**WRITTEN REQUEST**
Search the material below for the word "边及其内部". Copy every line that has it.

Excerpt from a dataset:

··········

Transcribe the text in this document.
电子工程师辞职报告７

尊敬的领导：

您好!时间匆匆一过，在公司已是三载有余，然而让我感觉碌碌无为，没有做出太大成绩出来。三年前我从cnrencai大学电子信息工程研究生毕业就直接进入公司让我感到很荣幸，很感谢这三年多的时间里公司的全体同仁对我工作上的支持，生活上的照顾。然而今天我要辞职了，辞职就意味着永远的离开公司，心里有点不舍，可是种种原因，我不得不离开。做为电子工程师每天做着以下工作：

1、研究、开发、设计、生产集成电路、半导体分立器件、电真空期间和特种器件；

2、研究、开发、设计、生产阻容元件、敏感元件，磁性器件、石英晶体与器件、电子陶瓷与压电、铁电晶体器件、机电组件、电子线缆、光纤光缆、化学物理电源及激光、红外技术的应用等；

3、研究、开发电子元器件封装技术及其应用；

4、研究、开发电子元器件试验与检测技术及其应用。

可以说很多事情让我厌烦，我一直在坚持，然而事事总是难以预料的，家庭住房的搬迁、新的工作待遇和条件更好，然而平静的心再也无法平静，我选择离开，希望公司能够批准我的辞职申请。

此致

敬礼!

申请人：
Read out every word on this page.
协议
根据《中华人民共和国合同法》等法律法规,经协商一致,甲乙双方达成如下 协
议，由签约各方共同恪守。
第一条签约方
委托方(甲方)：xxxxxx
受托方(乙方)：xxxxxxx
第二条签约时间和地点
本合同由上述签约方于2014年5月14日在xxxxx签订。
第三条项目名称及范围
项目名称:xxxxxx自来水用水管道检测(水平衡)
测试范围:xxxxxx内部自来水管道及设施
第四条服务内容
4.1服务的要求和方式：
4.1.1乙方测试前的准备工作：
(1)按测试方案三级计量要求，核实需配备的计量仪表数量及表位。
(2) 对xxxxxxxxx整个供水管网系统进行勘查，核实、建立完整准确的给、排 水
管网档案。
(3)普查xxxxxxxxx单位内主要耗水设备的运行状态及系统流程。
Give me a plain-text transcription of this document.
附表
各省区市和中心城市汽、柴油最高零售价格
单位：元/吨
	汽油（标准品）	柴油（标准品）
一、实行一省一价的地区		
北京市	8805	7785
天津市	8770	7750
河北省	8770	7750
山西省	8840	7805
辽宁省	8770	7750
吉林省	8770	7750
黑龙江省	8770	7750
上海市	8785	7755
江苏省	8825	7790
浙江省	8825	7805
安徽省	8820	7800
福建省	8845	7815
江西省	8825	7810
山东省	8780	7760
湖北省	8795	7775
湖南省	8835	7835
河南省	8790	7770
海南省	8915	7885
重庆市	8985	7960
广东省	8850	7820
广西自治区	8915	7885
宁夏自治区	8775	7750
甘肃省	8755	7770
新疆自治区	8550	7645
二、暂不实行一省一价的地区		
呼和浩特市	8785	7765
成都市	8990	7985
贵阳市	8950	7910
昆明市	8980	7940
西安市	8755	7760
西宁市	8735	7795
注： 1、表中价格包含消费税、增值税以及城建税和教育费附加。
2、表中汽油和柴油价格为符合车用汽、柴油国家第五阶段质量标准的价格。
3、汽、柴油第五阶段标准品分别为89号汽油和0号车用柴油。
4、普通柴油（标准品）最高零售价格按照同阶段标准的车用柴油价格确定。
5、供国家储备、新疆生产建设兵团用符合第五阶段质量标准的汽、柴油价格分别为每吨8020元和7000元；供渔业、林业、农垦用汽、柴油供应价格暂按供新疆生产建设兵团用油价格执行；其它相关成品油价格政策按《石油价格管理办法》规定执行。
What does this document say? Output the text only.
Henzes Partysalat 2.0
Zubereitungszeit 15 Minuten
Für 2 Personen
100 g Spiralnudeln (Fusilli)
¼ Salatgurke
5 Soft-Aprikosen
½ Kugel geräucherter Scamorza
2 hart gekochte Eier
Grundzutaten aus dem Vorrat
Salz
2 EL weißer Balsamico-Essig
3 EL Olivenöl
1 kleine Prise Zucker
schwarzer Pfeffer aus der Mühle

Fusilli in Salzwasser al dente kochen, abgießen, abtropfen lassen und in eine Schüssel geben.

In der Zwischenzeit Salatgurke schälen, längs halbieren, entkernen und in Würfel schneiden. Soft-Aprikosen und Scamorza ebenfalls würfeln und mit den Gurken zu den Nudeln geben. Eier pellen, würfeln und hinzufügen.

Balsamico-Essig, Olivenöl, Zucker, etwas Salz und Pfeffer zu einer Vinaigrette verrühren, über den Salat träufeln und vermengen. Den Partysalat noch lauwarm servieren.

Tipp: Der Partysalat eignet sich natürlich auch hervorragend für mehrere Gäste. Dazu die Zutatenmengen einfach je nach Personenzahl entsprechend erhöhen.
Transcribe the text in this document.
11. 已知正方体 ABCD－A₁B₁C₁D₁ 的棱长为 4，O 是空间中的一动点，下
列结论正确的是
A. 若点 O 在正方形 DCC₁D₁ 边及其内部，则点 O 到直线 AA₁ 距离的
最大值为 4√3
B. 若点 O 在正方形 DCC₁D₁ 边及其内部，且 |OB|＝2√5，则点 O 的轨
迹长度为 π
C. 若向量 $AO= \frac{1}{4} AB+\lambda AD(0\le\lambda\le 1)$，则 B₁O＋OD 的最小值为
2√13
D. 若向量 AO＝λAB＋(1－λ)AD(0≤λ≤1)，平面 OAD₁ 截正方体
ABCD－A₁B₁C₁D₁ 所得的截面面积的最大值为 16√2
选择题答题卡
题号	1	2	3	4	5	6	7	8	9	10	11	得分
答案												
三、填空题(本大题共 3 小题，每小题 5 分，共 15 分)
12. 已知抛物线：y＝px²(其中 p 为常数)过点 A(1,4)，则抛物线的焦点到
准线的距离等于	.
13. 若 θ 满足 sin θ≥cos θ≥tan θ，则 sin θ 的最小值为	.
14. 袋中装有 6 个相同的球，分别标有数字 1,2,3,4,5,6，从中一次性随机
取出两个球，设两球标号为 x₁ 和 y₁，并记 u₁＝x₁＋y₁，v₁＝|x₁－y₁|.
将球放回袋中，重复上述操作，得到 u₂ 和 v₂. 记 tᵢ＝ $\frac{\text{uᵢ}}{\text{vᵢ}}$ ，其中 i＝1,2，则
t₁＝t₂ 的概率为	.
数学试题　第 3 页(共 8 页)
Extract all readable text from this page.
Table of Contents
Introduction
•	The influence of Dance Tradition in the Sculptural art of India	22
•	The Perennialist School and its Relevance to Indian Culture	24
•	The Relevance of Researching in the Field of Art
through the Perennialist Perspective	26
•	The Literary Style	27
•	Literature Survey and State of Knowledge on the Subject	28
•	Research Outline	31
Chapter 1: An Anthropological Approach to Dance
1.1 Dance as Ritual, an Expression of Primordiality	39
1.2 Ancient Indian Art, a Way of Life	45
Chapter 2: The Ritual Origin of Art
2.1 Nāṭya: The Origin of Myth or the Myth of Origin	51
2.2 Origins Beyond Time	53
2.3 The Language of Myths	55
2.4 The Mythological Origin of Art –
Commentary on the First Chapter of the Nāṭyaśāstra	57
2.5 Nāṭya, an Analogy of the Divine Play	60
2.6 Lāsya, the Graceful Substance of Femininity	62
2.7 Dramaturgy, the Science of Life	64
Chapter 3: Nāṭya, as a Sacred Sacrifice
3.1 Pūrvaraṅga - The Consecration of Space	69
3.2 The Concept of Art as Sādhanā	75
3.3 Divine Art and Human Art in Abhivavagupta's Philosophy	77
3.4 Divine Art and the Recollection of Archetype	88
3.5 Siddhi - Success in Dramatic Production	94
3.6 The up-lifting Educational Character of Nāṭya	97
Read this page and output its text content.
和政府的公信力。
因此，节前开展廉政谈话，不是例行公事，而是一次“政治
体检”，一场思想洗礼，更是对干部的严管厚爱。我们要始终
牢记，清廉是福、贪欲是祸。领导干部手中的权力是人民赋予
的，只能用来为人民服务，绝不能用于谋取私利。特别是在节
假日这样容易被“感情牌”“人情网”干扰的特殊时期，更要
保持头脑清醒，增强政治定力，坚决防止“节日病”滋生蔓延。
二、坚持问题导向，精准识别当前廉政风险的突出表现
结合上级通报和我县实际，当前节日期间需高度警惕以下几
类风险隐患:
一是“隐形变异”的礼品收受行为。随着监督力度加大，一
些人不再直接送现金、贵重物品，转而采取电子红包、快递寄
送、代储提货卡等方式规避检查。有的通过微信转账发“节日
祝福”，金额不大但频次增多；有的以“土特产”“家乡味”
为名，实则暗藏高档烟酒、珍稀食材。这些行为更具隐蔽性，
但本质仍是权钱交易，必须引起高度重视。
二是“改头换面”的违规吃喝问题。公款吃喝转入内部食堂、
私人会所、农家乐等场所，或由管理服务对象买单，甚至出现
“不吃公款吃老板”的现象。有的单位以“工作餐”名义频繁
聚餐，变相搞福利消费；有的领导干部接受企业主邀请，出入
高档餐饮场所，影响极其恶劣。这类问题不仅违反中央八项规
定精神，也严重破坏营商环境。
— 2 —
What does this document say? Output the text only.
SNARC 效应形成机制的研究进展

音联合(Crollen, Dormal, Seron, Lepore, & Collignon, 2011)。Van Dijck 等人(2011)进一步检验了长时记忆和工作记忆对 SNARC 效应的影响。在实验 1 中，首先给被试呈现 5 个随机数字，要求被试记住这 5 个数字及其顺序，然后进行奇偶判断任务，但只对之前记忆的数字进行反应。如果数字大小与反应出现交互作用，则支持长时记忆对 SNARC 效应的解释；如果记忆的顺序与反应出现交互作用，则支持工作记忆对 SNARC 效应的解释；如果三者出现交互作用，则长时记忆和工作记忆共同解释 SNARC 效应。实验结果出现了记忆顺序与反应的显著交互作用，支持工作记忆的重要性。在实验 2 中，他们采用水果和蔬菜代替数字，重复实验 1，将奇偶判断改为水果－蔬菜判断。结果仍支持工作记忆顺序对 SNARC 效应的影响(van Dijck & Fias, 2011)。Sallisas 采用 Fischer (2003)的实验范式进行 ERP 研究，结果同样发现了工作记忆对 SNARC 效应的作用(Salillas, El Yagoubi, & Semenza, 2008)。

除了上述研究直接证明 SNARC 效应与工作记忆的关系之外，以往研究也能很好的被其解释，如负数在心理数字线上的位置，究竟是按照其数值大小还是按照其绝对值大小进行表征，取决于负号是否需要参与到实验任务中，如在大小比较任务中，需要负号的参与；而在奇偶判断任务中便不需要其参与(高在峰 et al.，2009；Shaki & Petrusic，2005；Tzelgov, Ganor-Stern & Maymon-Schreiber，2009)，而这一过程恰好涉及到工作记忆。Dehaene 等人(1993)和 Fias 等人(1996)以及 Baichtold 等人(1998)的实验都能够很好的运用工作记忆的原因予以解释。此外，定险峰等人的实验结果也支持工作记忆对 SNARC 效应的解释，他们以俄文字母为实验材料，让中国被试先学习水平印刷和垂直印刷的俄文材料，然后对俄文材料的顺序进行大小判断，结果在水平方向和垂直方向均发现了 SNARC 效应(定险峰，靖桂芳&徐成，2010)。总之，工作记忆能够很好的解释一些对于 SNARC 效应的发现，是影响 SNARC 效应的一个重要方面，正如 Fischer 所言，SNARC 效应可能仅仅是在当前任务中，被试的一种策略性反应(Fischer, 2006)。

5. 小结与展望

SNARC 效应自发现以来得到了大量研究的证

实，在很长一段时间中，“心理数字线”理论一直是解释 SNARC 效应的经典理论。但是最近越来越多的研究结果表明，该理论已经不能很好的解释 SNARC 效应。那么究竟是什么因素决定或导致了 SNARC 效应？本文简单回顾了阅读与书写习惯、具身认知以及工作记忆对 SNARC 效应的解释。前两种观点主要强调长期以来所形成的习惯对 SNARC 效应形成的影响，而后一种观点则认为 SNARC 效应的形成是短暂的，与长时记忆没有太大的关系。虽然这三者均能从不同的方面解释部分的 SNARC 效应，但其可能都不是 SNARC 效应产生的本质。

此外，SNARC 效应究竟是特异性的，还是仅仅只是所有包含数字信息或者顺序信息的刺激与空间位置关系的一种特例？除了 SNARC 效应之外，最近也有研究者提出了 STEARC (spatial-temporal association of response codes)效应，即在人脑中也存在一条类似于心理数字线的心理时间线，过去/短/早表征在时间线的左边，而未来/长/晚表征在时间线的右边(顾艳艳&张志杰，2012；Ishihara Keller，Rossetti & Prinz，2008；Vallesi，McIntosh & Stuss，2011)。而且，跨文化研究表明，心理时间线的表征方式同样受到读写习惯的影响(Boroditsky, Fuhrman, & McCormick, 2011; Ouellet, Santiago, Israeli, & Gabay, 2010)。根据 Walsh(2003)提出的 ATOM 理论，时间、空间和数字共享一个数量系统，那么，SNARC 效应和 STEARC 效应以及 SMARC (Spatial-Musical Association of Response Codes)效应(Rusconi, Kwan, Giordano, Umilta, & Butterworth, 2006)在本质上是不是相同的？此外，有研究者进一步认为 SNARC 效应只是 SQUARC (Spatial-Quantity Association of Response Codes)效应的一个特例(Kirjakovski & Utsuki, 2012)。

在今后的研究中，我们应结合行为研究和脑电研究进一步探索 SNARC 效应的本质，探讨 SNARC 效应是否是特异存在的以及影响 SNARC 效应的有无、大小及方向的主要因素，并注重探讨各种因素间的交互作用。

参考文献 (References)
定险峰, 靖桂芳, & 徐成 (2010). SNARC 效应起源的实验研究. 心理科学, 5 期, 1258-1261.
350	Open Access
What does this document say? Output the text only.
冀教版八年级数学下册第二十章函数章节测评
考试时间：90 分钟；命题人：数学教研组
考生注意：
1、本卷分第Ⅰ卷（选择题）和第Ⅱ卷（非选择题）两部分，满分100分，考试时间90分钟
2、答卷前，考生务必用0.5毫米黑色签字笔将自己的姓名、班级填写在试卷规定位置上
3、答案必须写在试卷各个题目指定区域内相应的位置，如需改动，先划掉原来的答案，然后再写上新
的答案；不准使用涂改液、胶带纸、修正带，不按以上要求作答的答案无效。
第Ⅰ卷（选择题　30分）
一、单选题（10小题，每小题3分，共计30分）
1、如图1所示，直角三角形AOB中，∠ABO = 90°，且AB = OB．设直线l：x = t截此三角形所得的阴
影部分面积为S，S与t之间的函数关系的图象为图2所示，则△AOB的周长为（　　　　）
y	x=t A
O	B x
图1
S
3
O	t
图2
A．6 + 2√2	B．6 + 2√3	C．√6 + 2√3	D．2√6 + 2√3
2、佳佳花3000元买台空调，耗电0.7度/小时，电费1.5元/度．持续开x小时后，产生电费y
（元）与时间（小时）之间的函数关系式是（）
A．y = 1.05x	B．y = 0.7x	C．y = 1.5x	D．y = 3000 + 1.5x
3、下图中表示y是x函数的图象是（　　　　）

··········

**ANSWER TO THIS PROBLEM**
A. 若点 O 在正方形 DCC₁D₁ 边及其内部，则点 O 到直线 AA₁ 距离的
B. 若点 O 在正方形 DCC₁D₁ 边及其内部，且 |OB|＝2√5，则点 O 的轨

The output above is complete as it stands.